* TO DO *
Find the string "Lead" in the data, then copy every line where it is found.

* Structured figure records *
---
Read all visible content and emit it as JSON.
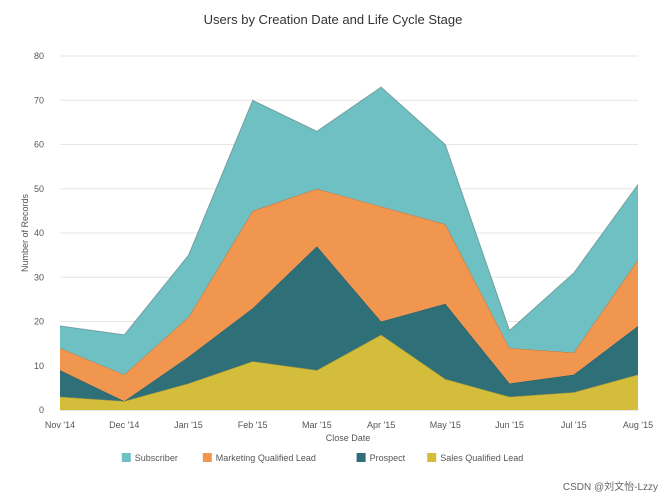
{
  "chart_data": {
    "type": "area",
    "stacked": true,
    "title": "Users by Creation Date and Life Cycle Stage",
    "xlabel": "Close Date",
    "ylabel": "Number of Records",
    "categories": [
      "Nov '14",
      "Dec '14",
      "Jan '15",
      "Feb '15",
      "Mar '15",
      "Apr '15",
      "May '15",
      "Jun '15",
      "Jul '15",
      "Aug '15"
    ],
    "ylim": [
      0,
      80
    ],
    "yticks": [
      0,
      10,
      20,
      30,
      40,
      50,
      60,
      70,
      80
    ],
    "grid": true,
    "legend_position": "bottom",
    "series": [
      {
        "name": "Sales Qualified Lead",
        "color": "#d4bd3a",
        "values": [
          3,
          2,
          6,
          11,
          9,
          17,
          7,
          3,
          4,
          8
        ]
      },
      {
        "name": "Prospect",
        "color": "#2f6f78",
        "values": [
          6,
          0,
          6,
          12,
          28,
          3,
          17,
          3,
          4,
          11
        ]
      },
      {
        "name": "Marketing Qualified Lead",
        "color": "#f0964f",
        "values": [
          5,
          6,
          9,
          22,
          13,
          26,
          18,
          8,
          5,
          15
        ]
      },
      {
        "name": "Subscriber",
        "color": "#6fc0c2",
        "values": [
          5,
          9,
          14,
          25,
          13,
          27,
          18,
          4,
          18,
          17
        ]
      }
    ],
    "legend_order": [
      "Subscriber",
      "Marketing Qualified Lead",
      "Prospect",
      "Sales Qualified Lead"
    ]
  },
  "watermark": "CSDN @刘文怡-Lzzy"
}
---
* EXERCISE OUTPUT *
        "name": "Sales Qualified Lead",
        "name": "Marketing Qualified Lead",
      "Marketing Qualified Lead",
      "Sales Qualified Lead"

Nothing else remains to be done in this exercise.